(Data excerpts)
****************
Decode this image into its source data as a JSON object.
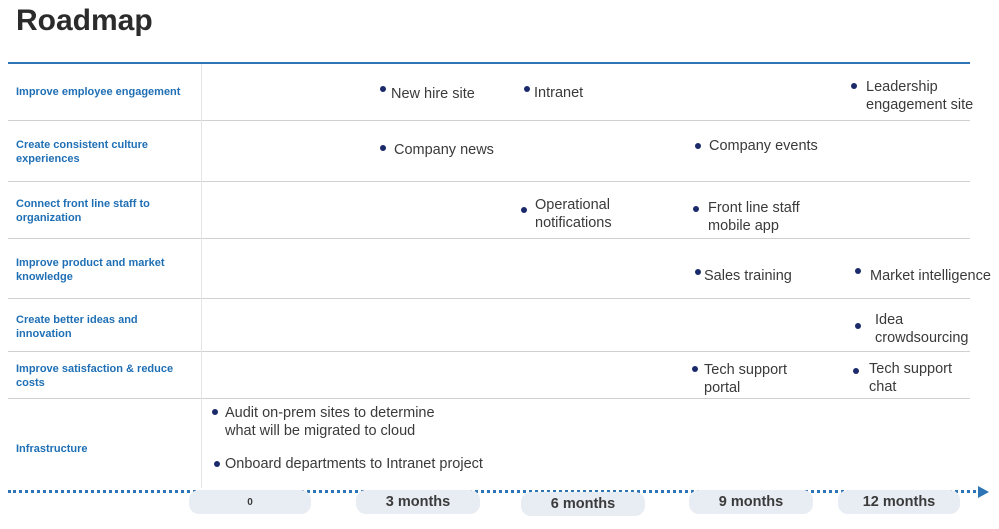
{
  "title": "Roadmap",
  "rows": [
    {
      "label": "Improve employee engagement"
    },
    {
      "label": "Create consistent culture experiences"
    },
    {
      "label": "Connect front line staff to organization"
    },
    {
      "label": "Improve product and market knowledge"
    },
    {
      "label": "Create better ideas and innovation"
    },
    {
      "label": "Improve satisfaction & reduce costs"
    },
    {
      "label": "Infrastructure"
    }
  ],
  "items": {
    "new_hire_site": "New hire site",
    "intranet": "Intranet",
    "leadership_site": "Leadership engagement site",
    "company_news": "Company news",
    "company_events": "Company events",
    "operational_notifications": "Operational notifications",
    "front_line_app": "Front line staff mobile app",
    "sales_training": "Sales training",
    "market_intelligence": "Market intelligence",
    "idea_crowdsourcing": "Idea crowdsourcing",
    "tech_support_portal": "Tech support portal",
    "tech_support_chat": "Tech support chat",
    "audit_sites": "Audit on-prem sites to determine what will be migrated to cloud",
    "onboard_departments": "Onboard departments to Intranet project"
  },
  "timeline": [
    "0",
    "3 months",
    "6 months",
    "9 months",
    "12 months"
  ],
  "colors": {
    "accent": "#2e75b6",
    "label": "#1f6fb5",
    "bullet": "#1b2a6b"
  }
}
****************
### What to work on
Reproduce each line exactly as it appears, omitting the pictures.

### Solution below
Decode this image into its source data as a JSON object.
{
  "title": "Roadmap",
  "rows": [
    {
      "label": "Improve employee engagement"
    },
    {
      "label": "Create consistent culture experiences"
    },
    {
      "label": "Connect front line staff to organization"
    },
    {
      "label": "Improve product and market knowledge"
    },
    {
      "label": "Create better ideas and innovation"
    },
    {
      "label": "Improve satisfaction & reduce costs"
    },
    {
      "label": "Infrastructure"
    }
  ],
  "items": {
    "new_hire_site": "New hire site",
    "intranet": "Intranet",
    "leadership_site": "Leadership engagement site",
    "company_news": "Company news",
    "company_events": "Company events",
    "operational_notifications": "Operational notifications",
    "front_line_app": "Front line staff mobile app",
    "sales_training": "Sales training",
    "market_intelligence": "Market intelligence",
    "idea_crowdsourcing": "Idea crowdsourcing",
    "tech_support_portal": "Tech support portal",
    "tech_support_chat": "Tech support chat",
    "audit_sites": "Audit on-prem sites to determine what will be migrated to cloud",
    "onboard_departments": "Onboard departments to Intranet project"
  },
  "timeline": [
    "0",
    "3 months",
    "6 months",
    "9 months",
    "12 months"
  ],
  "colors": {
    "accent": "#2e75b6",
    "label": "#1f6fb5",
    "bullet": "#1b2a6b"
  }
}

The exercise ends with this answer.